Data listing
......
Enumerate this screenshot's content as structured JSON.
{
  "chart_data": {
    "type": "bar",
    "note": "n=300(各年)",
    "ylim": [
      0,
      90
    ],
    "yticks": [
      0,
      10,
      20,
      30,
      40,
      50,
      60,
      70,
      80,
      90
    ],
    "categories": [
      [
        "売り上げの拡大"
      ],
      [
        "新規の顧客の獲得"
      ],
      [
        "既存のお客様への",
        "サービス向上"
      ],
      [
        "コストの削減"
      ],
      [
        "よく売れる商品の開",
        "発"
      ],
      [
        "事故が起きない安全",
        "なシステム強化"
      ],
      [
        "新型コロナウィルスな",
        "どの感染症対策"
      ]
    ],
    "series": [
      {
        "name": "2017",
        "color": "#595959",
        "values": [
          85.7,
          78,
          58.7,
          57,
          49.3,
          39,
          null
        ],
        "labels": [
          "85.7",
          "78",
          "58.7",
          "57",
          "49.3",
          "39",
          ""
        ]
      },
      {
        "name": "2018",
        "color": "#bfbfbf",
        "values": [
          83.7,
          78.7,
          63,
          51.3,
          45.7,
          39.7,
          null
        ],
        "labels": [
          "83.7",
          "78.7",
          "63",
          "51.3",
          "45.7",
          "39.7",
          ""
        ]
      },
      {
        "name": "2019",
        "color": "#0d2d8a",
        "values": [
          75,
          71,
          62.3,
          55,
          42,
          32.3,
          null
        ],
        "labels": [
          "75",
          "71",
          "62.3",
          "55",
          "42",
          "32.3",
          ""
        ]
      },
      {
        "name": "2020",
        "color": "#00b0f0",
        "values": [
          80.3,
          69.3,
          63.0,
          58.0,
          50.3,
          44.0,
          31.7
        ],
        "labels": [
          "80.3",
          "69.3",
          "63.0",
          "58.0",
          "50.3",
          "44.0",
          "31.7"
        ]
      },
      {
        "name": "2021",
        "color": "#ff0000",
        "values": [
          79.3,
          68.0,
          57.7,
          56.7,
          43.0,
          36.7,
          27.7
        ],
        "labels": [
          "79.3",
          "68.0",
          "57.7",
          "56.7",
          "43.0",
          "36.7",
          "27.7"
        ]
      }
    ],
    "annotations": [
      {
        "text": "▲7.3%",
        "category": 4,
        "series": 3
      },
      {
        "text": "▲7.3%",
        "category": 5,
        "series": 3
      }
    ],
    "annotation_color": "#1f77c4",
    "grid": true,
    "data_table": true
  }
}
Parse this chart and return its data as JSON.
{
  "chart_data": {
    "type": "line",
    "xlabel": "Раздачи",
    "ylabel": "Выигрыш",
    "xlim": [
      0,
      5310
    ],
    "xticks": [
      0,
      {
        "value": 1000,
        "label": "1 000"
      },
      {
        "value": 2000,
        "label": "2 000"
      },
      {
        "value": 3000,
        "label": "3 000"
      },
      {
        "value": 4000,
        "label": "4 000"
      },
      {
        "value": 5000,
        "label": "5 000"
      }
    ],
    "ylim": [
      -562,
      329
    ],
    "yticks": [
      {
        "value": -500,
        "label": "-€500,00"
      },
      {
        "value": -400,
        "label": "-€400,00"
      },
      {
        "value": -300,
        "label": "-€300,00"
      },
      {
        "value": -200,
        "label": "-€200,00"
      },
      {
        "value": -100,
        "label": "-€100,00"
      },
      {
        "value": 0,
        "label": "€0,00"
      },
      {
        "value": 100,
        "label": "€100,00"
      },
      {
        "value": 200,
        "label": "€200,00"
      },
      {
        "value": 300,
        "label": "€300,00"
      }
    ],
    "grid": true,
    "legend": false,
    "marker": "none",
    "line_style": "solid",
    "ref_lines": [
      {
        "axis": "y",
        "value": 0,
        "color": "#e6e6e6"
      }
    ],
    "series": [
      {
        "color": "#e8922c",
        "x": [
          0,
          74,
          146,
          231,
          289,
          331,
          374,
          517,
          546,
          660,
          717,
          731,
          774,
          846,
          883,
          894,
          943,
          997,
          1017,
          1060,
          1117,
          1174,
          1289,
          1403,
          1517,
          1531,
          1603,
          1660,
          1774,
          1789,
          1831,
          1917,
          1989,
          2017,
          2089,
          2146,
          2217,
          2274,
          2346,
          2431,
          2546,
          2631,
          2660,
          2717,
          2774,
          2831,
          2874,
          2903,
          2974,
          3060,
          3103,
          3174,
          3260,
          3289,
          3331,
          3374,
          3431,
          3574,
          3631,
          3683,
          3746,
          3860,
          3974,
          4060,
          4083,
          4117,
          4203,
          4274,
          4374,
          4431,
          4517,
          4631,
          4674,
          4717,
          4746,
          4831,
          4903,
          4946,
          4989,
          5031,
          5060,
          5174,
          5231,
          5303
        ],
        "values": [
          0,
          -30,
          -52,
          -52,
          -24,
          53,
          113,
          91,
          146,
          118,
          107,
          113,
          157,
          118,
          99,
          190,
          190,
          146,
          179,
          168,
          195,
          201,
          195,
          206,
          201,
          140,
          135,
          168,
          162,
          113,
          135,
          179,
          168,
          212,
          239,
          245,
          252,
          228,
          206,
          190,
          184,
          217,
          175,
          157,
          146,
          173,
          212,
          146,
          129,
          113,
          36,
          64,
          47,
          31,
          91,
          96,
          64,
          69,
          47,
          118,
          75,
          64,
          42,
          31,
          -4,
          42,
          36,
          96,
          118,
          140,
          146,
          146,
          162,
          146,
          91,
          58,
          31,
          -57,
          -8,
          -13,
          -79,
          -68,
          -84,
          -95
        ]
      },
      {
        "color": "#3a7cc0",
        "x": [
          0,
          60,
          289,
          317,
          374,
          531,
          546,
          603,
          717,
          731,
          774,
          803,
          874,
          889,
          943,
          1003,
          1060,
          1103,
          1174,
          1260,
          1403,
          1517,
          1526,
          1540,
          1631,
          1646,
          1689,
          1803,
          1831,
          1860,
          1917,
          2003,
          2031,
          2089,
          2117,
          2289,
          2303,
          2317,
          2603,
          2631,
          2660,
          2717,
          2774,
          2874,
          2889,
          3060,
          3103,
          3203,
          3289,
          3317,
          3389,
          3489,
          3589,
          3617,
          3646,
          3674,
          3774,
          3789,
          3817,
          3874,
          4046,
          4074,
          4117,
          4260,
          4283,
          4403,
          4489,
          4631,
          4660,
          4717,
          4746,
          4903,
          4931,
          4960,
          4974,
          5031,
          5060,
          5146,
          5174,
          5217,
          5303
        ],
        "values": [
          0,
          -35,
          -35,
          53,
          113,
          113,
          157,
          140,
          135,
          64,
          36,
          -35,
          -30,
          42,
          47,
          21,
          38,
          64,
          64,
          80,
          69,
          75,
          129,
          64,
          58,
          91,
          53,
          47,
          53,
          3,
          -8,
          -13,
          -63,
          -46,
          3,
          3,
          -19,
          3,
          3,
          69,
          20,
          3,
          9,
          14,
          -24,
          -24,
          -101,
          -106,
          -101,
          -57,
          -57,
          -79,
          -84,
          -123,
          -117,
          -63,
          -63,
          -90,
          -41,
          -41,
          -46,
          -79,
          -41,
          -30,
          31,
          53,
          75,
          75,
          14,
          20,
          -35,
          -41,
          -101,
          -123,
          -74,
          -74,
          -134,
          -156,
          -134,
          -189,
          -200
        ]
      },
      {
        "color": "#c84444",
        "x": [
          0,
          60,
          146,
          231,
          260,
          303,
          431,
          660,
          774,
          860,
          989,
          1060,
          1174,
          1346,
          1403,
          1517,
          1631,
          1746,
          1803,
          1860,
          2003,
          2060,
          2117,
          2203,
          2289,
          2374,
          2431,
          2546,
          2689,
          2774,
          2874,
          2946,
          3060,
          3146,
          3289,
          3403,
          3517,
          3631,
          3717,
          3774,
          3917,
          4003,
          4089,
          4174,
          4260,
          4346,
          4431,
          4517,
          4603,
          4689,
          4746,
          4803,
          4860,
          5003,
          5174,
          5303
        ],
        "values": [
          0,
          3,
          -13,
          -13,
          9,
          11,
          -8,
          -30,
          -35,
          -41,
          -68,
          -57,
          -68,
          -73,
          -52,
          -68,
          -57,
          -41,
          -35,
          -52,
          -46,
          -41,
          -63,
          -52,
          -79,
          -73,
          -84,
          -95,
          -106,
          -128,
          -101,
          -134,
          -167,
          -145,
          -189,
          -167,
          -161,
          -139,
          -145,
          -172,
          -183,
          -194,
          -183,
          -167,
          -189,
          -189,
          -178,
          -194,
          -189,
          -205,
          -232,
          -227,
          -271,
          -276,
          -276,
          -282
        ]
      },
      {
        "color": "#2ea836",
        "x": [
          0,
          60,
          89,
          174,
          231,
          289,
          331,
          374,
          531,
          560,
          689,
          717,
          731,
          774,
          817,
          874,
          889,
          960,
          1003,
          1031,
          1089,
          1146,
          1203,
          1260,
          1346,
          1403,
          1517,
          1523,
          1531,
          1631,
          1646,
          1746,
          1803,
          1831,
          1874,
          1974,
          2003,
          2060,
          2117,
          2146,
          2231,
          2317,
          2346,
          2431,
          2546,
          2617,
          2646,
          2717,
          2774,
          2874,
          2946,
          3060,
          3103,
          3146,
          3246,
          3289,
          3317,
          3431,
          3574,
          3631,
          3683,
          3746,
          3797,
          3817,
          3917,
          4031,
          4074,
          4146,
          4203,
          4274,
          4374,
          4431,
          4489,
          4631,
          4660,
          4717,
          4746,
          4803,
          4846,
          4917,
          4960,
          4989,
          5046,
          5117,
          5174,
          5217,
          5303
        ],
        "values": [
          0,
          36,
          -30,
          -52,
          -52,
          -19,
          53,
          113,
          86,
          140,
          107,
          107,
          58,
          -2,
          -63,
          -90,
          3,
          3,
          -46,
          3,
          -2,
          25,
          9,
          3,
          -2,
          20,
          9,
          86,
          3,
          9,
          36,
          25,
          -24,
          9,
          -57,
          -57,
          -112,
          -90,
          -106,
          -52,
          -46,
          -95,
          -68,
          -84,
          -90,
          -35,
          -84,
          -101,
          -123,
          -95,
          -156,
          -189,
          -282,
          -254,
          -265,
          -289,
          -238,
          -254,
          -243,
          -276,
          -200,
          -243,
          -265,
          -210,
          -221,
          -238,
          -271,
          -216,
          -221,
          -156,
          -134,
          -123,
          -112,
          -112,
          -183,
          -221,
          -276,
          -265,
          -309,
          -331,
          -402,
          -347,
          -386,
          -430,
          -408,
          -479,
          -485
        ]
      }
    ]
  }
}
......
REQUEST:
Examine the records and pull out every line where the string "this" occurs.

TASK SOLUTION:
Enumerate this screenshot's content as structured JSON.
Parse this chart and return its data as JSON.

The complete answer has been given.